### TO BE DONE
Can you quote exactly the stretch of lines from the one with "Output the text content of this document." through the final line of the material, both ends included?

* Begin MATERIALS PROVIDED *

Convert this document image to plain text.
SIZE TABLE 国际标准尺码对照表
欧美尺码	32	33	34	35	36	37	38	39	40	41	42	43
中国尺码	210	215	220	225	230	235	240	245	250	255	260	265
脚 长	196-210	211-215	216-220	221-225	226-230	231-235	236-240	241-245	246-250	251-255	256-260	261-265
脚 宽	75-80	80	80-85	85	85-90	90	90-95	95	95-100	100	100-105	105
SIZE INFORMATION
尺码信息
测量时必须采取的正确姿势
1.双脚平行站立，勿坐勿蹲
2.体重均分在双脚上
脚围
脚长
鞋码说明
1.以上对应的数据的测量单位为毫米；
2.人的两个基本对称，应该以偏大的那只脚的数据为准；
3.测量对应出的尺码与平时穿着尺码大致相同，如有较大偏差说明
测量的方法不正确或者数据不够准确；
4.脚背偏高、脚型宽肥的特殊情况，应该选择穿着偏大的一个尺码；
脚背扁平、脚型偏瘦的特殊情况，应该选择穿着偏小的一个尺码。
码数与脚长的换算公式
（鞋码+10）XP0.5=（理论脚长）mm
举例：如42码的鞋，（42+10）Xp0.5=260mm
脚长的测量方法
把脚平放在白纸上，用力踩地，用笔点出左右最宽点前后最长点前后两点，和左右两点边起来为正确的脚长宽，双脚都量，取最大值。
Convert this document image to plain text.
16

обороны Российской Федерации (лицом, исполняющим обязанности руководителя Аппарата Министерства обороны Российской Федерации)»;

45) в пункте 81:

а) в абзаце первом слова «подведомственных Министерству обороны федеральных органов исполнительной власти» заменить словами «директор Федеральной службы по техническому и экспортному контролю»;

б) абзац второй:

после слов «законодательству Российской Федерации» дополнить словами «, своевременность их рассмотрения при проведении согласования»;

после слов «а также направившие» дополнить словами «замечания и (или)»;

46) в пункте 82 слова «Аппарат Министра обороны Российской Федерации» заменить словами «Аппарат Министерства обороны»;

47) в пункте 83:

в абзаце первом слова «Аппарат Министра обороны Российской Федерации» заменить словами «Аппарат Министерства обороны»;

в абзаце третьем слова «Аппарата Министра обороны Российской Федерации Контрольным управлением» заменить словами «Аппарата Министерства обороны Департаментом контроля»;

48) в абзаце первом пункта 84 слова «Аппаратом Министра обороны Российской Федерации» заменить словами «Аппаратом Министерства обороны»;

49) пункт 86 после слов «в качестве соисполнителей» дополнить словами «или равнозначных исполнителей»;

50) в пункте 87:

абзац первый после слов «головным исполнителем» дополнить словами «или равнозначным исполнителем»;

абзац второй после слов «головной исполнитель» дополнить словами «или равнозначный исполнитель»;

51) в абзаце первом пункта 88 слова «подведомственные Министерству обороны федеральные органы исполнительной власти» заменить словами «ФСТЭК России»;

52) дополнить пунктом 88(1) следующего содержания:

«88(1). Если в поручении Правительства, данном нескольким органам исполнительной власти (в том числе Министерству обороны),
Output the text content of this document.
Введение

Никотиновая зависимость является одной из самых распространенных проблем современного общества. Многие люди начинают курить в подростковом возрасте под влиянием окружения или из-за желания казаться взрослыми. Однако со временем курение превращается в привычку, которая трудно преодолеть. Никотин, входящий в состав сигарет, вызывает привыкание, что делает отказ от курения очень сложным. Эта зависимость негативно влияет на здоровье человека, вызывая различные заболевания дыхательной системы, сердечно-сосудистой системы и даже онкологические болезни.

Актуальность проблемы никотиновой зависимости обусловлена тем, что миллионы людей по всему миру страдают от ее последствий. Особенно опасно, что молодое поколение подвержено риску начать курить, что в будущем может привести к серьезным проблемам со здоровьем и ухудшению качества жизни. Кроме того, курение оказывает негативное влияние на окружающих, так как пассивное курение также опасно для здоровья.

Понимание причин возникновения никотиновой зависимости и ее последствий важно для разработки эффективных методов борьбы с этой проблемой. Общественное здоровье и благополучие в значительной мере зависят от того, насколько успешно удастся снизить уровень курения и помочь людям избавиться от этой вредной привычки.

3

* End MATERIALS PROVIDED *

### SOLUTION FOR THIS TASK
Output the text content of this document.
Введение

Никотиновая зависимость является одной из самых распространенных проблем современного общества. Многие люди начинают курить в подростковом возрасте под влиянием окружения или из-за желания казаться взрослыми. Однако со временем курение превращается в привычку, которая трудно преодолеть. Никотин, входящий в состав сигарет, вызывает привыкание, что делает отказ от курения очень сложным. Эта зависимость негативно влияет на здоровье человека, вызывая различные заболевания дыхательной системы, сердечно-сосудистой системы и даже онкологические болезни.

Актуальность проблемы никотиновой зависимости обусловлена тем, что миллионы людей по всему миру страдают от ее последствий. Особенно опасно, что молодое поколение подвержено риску начать курить, что в будущем может привести к серьезным проблемам со здоровьем и ухудшению качества жизни. Кроме того, курение оказывает негативное влияние на окружающих, так как пассивное курение также опасно для здоровья.

Понимание причин возникновения никотиновой зависимости и ее последствий важно для разработки эффективных методов борьбы с этой проблемой. Общественное здоровье и благополучие в значительной мере зависят от того, насколько успешно удастся снизить уровень курения и помочь людям избавиться от этой вредной привычки.

3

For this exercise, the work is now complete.